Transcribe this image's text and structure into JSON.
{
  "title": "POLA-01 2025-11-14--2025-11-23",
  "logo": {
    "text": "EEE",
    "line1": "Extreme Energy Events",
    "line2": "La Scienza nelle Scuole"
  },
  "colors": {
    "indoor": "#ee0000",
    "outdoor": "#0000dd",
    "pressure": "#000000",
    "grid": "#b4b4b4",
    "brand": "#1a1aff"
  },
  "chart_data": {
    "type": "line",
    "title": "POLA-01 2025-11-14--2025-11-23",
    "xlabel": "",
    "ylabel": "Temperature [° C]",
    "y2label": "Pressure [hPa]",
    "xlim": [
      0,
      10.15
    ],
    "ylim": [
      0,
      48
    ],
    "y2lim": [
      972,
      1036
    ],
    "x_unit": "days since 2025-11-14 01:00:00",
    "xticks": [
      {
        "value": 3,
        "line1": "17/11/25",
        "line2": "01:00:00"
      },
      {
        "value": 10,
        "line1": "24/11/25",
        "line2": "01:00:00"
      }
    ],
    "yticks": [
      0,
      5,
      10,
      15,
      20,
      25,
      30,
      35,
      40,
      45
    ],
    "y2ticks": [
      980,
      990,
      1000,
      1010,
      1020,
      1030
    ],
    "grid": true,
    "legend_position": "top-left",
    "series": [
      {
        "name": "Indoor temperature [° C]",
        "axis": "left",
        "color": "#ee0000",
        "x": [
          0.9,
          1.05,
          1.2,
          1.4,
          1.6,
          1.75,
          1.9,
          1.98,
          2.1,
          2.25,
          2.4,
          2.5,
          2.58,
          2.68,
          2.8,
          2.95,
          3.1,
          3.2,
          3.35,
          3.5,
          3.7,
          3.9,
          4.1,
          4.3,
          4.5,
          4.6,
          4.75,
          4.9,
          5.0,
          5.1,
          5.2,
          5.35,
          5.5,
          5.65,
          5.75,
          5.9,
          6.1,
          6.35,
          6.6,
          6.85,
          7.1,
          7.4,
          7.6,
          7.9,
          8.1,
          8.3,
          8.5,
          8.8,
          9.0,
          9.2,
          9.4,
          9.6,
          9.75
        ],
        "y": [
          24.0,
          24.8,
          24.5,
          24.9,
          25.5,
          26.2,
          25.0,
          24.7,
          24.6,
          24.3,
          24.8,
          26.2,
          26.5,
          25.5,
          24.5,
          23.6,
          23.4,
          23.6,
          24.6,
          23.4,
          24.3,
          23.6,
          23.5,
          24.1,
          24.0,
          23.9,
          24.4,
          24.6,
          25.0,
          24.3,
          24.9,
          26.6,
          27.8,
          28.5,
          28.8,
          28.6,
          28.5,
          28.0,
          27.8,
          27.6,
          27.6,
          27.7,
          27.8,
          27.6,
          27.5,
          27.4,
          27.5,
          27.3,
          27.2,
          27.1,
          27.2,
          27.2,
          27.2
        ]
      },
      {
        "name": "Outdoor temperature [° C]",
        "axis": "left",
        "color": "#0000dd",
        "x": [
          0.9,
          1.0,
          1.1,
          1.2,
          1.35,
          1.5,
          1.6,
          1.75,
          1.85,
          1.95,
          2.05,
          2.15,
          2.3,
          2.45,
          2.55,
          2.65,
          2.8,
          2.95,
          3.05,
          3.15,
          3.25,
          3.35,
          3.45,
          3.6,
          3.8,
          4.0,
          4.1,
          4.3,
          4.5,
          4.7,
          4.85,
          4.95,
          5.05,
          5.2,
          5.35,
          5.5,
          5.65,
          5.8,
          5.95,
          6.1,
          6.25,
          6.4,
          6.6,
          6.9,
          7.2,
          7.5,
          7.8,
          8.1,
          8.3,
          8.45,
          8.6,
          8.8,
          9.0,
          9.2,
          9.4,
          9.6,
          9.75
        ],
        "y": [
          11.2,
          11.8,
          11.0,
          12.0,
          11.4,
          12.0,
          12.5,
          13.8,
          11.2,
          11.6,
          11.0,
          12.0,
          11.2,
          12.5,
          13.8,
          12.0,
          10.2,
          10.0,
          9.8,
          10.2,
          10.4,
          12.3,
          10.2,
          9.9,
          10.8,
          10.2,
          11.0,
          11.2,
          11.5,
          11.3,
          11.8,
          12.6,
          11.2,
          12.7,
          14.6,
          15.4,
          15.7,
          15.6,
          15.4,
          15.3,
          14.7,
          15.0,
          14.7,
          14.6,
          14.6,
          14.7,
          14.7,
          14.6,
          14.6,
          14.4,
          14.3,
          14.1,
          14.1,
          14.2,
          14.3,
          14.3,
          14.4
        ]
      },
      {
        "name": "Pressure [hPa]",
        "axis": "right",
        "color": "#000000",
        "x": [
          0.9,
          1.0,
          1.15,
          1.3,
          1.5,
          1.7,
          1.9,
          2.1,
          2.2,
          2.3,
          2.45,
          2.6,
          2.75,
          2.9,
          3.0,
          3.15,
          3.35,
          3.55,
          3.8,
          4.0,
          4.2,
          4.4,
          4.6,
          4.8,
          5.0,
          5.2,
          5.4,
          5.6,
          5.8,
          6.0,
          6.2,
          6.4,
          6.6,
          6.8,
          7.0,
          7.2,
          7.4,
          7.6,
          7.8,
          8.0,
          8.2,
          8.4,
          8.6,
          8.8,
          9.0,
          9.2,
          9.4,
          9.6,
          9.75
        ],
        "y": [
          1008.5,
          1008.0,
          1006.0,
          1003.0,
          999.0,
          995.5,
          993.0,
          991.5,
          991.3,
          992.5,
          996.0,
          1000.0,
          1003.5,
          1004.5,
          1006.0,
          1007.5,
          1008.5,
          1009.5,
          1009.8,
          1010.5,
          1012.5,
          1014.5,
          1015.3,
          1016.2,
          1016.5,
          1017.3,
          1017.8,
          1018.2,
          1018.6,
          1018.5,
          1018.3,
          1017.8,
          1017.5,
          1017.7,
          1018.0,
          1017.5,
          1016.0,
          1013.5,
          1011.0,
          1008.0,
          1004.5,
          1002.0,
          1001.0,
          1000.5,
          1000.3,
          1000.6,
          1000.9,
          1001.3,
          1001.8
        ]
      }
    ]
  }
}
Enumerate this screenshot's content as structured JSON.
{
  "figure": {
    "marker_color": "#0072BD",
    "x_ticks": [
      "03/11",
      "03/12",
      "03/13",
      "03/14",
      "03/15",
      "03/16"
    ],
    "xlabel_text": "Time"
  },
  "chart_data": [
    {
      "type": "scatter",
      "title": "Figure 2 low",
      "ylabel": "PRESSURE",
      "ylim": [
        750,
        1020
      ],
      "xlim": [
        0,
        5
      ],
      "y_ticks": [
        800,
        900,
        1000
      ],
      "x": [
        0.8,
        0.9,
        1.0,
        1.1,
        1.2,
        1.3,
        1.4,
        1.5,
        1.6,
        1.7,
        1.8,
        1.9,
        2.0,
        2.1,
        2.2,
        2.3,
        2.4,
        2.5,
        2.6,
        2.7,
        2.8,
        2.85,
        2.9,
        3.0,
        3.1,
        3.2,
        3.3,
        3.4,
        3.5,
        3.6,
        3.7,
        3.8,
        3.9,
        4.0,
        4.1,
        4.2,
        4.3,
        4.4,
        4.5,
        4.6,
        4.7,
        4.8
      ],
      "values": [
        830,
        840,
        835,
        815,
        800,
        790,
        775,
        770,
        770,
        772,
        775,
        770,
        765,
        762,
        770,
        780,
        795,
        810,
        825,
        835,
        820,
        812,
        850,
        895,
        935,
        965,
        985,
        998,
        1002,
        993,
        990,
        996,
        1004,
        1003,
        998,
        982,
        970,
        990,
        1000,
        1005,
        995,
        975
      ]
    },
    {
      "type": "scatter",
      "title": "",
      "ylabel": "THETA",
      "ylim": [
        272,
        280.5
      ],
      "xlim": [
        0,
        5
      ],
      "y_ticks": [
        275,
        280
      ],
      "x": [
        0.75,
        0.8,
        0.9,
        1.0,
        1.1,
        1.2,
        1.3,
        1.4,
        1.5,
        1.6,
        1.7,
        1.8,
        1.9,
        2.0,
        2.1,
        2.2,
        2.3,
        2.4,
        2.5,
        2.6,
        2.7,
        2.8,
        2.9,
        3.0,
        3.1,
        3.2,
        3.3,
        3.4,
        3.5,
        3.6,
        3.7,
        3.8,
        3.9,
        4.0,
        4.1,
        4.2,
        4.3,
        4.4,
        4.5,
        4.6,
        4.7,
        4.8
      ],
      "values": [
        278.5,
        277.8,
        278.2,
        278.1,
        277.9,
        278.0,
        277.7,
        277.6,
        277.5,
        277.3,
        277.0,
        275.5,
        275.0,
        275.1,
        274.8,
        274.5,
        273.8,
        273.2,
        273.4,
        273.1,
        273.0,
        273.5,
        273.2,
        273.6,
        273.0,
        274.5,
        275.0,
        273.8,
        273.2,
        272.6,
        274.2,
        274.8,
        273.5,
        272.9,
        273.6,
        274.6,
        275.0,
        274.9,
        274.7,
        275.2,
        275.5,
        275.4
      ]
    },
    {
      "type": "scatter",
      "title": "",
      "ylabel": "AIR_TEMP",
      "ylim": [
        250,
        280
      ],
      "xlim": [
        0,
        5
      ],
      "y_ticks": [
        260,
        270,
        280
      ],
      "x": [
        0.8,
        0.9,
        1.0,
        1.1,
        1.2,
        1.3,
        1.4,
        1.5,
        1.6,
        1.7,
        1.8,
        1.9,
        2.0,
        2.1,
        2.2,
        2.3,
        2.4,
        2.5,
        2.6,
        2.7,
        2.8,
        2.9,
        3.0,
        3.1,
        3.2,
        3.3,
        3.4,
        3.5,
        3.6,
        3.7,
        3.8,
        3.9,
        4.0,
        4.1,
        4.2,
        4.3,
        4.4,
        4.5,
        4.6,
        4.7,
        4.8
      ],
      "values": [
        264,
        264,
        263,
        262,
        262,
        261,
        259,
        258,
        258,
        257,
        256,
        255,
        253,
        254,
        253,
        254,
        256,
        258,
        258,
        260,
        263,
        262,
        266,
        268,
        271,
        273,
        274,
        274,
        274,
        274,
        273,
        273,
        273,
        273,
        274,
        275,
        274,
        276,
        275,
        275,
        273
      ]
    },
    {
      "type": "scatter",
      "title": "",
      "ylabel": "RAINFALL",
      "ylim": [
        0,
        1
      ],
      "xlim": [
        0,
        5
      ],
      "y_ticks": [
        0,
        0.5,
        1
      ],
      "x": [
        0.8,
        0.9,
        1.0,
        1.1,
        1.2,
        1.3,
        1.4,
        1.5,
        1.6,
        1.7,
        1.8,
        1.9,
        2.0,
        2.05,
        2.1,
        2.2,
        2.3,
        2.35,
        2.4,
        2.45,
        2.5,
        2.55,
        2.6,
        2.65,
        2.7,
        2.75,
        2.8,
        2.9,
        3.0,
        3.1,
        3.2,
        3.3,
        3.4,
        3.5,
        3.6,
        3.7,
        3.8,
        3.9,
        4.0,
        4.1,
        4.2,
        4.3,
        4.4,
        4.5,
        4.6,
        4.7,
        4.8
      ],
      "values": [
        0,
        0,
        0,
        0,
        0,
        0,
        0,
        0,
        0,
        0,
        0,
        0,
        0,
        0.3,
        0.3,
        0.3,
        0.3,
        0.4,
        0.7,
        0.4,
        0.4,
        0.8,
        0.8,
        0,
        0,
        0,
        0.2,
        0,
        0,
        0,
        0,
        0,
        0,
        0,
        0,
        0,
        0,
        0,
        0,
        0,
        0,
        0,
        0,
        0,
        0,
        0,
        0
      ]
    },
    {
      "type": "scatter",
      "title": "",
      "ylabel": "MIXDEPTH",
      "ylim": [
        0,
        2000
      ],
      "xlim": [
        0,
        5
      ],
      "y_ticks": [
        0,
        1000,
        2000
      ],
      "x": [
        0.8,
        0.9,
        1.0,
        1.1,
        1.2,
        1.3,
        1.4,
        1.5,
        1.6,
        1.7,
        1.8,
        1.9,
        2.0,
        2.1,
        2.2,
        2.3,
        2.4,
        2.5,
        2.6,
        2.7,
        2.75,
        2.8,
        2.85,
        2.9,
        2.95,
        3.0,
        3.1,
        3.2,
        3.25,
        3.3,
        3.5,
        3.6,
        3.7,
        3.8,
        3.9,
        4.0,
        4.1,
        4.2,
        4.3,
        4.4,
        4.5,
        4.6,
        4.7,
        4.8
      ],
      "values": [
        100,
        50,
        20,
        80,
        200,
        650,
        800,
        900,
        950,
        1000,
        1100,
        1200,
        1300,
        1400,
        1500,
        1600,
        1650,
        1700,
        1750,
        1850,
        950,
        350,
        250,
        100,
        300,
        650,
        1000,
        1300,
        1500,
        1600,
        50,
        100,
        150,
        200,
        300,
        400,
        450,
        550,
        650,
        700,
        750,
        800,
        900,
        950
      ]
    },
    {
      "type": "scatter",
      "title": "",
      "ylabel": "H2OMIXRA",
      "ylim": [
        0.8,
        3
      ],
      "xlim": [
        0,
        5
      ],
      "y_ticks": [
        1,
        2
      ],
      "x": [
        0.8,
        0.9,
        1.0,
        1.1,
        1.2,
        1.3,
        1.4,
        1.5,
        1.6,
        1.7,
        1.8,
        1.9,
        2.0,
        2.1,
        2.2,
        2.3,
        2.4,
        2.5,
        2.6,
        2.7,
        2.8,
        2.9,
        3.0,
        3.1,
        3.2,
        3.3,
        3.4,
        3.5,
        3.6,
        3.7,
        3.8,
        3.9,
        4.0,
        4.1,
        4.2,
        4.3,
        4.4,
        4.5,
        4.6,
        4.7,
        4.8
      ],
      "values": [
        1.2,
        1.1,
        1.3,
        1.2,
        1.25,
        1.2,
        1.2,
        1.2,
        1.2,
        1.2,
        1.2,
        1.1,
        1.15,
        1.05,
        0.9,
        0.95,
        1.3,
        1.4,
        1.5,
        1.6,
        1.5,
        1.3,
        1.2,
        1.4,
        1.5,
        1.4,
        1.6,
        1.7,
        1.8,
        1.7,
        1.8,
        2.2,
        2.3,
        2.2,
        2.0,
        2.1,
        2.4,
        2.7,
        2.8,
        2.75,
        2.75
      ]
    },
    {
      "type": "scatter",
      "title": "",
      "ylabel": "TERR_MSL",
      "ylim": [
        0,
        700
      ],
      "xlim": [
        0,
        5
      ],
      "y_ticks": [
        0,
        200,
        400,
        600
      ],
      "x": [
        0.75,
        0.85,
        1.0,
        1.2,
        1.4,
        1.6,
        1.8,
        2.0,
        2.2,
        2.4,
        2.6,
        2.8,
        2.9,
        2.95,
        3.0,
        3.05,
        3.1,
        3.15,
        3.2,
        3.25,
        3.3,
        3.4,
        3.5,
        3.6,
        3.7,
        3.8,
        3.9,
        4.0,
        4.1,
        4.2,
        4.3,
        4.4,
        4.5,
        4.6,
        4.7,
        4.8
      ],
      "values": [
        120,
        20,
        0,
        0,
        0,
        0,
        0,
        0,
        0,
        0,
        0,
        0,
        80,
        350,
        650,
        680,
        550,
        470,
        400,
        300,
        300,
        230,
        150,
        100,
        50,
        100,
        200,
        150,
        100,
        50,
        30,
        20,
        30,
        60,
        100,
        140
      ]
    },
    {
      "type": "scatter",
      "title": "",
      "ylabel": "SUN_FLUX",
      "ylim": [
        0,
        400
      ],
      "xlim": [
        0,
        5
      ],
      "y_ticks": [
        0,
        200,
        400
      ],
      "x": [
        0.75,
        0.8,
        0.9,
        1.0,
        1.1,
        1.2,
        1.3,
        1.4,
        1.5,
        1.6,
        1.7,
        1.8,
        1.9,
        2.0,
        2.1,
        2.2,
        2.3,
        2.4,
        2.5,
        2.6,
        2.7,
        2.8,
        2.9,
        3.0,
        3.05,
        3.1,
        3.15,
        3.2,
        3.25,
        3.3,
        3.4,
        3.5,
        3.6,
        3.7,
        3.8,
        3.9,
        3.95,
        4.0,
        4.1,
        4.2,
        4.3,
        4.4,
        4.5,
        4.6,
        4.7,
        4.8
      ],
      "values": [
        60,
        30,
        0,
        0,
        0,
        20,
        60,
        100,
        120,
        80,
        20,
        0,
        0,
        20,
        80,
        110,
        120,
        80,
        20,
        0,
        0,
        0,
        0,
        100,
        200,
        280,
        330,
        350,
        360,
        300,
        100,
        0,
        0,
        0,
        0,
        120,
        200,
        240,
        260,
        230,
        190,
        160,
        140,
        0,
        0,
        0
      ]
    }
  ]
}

● ● ●

What is asked – Read through the data and copy every line where "JSON" shows up.

Solution to the problem –
Transcribe this image's text and structure into JSON.
Enumerate this screenshot's content as structured JSON.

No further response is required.